[Stored items]
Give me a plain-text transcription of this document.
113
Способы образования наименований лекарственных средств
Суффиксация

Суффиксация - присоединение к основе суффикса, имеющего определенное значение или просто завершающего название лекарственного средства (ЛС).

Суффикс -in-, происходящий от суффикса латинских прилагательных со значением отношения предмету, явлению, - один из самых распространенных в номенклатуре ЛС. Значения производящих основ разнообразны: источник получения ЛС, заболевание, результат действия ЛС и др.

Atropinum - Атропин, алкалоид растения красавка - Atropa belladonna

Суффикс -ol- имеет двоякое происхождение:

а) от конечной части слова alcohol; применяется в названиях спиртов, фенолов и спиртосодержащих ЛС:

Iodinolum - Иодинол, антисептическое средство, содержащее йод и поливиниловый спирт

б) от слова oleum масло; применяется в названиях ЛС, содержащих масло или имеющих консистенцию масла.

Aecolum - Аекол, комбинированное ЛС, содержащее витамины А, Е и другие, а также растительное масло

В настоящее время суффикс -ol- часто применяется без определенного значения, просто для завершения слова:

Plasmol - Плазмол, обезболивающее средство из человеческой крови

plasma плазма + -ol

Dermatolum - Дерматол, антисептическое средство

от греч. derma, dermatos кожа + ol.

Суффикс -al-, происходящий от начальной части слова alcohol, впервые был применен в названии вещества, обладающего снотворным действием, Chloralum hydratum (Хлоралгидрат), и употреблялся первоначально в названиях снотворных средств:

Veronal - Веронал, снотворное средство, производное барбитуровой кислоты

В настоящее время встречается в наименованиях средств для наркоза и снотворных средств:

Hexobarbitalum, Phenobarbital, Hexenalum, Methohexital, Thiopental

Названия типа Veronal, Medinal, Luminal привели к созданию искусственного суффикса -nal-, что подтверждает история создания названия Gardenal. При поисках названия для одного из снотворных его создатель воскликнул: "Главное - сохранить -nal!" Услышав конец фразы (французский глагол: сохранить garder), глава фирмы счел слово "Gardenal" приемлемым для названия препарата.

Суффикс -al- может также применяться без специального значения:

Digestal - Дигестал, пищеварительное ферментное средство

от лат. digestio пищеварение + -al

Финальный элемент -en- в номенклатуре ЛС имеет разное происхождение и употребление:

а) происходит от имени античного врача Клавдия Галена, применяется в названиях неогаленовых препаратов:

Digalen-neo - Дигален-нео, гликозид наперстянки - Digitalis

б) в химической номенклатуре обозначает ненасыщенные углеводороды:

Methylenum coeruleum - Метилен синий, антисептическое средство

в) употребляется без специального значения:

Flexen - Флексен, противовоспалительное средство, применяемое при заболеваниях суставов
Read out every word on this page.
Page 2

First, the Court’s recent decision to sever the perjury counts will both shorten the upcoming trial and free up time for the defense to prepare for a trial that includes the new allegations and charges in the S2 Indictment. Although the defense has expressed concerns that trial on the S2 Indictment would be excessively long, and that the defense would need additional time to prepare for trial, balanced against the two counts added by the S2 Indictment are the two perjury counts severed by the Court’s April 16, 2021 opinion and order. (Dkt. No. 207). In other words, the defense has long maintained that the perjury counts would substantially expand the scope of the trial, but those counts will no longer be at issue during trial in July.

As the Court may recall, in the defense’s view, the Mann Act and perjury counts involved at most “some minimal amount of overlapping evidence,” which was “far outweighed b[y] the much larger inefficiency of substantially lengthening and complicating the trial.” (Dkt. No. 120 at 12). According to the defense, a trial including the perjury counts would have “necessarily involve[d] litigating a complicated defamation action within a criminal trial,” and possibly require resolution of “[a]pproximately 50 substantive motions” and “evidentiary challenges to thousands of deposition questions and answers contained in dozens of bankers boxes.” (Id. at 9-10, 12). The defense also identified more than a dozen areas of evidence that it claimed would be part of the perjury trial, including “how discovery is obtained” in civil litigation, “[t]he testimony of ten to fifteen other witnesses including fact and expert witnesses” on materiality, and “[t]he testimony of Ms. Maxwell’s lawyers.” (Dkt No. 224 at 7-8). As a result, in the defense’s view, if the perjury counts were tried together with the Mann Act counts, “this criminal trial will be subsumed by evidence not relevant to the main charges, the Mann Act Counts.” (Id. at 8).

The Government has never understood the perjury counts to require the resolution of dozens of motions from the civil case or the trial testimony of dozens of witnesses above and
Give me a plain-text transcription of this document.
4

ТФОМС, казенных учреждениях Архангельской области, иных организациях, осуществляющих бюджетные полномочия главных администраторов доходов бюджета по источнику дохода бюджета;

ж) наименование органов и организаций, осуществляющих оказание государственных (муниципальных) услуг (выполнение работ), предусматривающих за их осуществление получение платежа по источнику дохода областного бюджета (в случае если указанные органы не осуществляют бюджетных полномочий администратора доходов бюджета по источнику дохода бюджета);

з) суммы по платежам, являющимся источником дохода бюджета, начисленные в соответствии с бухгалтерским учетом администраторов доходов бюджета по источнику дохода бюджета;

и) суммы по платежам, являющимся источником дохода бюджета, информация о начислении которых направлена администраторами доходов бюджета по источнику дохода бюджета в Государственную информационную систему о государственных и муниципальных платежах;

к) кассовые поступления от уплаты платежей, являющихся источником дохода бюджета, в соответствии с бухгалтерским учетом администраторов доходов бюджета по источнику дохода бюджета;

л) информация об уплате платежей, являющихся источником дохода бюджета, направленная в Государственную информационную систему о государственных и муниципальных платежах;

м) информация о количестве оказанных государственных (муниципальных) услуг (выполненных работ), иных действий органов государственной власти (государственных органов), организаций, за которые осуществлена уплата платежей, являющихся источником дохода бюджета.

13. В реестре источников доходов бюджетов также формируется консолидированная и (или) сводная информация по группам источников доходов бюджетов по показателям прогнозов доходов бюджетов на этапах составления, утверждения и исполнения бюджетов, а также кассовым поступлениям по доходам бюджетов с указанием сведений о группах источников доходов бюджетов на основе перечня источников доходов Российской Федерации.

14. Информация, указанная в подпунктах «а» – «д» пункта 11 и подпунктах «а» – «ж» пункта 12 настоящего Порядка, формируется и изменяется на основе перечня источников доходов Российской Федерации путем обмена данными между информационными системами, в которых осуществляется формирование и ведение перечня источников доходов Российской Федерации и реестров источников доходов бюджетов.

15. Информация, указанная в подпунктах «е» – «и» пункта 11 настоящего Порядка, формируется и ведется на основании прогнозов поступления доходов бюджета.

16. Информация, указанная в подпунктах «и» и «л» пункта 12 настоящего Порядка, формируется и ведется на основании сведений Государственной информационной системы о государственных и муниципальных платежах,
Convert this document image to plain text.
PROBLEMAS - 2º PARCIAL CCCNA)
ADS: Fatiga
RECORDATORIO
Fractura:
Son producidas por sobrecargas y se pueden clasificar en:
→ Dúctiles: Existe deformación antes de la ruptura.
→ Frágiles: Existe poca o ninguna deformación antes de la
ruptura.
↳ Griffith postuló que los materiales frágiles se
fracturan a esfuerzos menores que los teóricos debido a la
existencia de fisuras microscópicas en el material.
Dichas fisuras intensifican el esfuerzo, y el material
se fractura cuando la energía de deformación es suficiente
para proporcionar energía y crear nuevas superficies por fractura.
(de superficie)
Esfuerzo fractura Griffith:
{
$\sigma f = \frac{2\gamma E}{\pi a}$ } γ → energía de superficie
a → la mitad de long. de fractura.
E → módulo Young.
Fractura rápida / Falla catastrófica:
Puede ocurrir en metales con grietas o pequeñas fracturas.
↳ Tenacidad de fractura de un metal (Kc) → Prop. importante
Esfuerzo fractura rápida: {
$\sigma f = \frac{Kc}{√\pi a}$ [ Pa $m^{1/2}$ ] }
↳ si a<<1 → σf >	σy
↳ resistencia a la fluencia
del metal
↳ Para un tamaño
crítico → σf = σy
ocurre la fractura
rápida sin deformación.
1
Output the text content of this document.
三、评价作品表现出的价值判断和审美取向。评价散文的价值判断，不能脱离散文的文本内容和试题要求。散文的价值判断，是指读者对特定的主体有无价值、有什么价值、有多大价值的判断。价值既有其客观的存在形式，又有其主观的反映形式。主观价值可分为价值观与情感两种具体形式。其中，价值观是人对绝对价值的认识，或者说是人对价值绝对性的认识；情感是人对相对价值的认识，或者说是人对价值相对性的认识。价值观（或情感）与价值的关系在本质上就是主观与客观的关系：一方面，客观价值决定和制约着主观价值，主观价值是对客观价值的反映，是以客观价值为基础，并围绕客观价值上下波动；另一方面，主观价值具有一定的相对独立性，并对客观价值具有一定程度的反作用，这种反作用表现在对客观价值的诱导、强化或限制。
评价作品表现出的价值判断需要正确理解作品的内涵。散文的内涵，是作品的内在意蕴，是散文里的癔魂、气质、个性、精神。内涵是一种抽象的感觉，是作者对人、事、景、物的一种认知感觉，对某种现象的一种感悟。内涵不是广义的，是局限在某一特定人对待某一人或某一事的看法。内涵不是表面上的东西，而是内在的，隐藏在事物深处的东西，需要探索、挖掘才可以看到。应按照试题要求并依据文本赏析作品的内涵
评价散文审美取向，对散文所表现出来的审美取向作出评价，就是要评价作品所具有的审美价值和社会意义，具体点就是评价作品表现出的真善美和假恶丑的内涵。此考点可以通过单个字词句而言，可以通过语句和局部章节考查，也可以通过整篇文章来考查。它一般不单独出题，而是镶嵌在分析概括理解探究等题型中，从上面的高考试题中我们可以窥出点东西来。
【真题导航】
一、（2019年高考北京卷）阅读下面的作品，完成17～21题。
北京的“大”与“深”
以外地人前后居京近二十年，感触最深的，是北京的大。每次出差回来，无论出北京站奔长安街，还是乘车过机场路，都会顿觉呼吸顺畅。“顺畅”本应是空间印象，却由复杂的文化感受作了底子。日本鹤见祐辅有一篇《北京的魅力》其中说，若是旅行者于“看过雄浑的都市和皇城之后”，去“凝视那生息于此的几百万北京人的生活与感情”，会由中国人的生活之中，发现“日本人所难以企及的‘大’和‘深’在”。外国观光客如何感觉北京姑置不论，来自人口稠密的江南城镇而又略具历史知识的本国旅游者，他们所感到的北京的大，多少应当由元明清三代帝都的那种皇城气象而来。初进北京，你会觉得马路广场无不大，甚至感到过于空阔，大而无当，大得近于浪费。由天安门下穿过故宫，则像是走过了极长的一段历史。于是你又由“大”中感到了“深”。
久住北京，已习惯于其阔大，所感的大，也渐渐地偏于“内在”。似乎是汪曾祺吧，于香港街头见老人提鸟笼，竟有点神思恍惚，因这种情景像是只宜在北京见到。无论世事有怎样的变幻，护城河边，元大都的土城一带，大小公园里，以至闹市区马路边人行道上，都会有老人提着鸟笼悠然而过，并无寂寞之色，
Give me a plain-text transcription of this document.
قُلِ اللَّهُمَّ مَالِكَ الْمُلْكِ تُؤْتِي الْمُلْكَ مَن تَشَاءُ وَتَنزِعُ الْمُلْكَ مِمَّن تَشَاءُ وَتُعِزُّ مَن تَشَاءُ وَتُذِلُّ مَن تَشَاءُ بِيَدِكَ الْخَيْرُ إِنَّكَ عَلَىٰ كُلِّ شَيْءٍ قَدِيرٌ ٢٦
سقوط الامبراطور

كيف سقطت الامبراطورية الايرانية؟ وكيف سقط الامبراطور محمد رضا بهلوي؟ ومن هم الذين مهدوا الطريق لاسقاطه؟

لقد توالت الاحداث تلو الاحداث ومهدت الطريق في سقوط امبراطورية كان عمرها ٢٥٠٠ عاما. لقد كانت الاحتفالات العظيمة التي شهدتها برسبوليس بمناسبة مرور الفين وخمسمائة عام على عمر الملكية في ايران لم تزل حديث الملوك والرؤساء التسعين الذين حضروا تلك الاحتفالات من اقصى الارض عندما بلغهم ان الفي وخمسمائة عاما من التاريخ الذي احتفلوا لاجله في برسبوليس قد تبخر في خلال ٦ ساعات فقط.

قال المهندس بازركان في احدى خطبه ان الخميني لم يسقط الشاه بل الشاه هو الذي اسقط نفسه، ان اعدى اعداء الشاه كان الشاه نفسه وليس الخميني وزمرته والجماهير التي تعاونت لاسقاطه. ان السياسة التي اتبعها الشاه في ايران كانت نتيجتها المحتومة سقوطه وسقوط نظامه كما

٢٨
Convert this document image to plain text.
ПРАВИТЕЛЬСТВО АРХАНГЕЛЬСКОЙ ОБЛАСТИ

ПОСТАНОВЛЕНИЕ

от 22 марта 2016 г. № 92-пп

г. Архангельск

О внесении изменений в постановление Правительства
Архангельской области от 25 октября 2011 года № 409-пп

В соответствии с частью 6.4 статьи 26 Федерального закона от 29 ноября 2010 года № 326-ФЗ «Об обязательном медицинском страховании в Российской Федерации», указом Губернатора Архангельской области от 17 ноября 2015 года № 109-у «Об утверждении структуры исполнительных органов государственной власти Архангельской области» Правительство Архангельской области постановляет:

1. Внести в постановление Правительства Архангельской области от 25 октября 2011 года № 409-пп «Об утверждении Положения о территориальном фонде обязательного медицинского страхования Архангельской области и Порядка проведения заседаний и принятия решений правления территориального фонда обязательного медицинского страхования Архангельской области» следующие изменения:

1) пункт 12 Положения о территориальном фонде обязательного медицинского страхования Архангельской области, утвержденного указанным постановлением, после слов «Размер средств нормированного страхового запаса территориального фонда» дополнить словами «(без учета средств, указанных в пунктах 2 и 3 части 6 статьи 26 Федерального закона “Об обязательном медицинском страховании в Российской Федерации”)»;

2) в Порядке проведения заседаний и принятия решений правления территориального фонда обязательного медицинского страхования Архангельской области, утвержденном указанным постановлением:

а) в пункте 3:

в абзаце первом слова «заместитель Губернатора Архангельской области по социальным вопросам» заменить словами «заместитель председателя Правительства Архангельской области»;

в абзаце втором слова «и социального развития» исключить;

WHAT THIS TASK INVOLVES: List every line above that contains the word "снотворных".

OUTPUT OF THE EXERCISE:
Суффикс -al-, происходящий от начальной части слова alcohol, впервые был применен в названии вещества, обладающего снотворным действием, Chloralum hydratum (Хлоралгидрат), и употреблялся первоначально в названиях снотворных средств:
В настоящее время встречается в наименованиях средств для наркоза и снотворных средств:
Названия типа Veronal, Medinal, Luminal привели к созданию искусственного суффикса -nal-, что подтверждает история создания названия Gardenal. При поисках названия для одного из снотворных его создатель воскликнул: "Главное - сохранить -nal!" Услышав конец фразы (французский глагол: сохранить garder), глава фирмы счел слово "Gardenal" приемлемым для названия препарата.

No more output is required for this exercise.